- _Exercise inputs_
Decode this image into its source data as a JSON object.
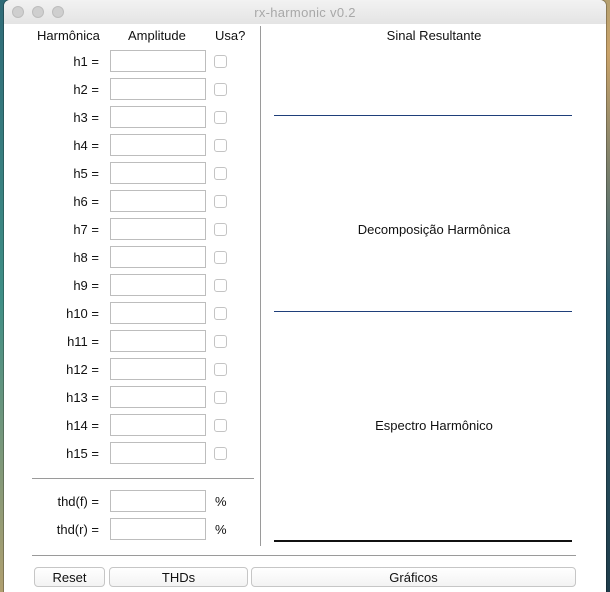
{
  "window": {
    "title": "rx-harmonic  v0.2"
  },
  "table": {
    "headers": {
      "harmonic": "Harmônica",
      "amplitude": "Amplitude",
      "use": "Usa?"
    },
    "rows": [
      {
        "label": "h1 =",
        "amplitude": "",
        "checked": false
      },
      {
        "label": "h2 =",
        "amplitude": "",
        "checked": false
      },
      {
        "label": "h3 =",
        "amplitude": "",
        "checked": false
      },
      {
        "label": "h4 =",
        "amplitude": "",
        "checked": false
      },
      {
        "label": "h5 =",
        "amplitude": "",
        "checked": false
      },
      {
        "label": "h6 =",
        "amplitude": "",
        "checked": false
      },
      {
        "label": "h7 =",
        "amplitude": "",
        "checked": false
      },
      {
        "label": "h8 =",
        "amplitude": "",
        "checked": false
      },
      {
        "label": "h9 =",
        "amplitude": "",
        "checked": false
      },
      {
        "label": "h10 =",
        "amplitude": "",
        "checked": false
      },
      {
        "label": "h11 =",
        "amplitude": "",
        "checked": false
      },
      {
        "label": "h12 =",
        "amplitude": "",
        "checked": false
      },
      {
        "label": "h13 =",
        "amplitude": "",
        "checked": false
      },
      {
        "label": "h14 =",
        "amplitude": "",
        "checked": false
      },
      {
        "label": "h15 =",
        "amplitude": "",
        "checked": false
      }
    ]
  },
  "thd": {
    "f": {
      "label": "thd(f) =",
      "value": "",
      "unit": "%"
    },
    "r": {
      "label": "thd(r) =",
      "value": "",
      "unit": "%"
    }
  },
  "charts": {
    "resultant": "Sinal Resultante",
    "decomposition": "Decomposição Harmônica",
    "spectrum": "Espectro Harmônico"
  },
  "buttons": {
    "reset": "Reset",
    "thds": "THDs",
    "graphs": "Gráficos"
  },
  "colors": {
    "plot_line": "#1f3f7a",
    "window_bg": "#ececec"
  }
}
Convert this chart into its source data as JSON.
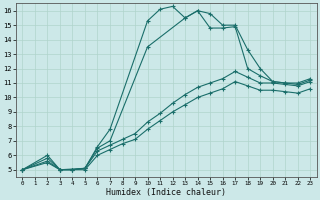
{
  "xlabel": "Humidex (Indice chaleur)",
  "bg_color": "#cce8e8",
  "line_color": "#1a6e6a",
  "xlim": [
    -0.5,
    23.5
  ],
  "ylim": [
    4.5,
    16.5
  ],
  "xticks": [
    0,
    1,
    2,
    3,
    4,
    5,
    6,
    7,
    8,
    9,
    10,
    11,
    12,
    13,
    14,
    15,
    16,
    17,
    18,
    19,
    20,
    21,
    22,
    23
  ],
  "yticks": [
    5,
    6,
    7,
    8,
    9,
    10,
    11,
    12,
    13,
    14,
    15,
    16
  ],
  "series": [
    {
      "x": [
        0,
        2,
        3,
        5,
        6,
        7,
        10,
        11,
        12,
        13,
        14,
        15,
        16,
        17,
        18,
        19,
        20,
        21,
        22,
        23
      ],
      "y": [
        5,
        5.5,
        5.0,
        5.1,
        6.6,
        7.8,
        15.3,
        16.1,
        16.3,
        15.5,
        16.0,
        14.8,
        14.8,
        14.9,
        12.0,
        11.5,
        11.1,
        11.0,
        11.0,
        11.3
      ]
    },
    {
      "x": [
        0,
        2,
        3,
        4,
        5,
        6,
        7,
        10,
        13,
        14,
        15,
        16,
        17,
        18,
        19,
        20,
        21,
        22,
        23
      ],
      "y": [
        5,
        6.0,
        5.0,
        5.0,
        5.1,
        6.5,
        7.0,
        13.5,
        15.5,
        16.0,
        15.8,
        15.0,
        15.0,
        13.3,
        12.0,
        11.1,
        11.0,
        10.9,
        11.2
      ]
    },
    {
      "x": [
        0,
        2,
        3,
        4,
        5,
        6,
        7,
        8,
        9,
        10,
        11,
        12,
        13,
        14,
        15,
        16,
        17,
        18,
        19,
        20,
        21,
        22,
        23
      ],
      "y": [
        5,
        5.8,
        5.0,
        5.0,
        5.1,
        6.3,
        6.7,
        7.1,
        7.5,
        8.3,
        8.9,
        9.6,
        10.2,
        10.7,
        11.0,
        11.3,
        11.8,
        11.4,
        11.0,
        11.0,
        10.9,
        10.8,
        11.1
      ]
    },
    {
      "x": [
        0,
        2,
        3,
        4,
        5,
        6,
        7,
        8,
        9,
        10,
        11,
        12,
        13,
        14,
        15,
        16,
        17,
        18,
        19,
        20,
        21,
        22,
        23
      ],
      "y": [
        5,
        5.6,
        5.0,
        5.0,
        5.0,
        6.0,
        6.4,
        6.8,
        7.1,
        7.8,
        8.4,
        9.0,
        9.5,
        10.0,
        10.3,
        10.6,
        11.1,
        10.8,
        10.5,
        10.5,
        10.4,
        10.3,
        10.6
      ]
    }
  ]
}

- _Goal of the exercise_
Search the data for the string "JSON" and copy each line where it appears.

- _Reply to the task_
Decode this image into its source data as a JSON object.
Convert this chart into its source data as JSON.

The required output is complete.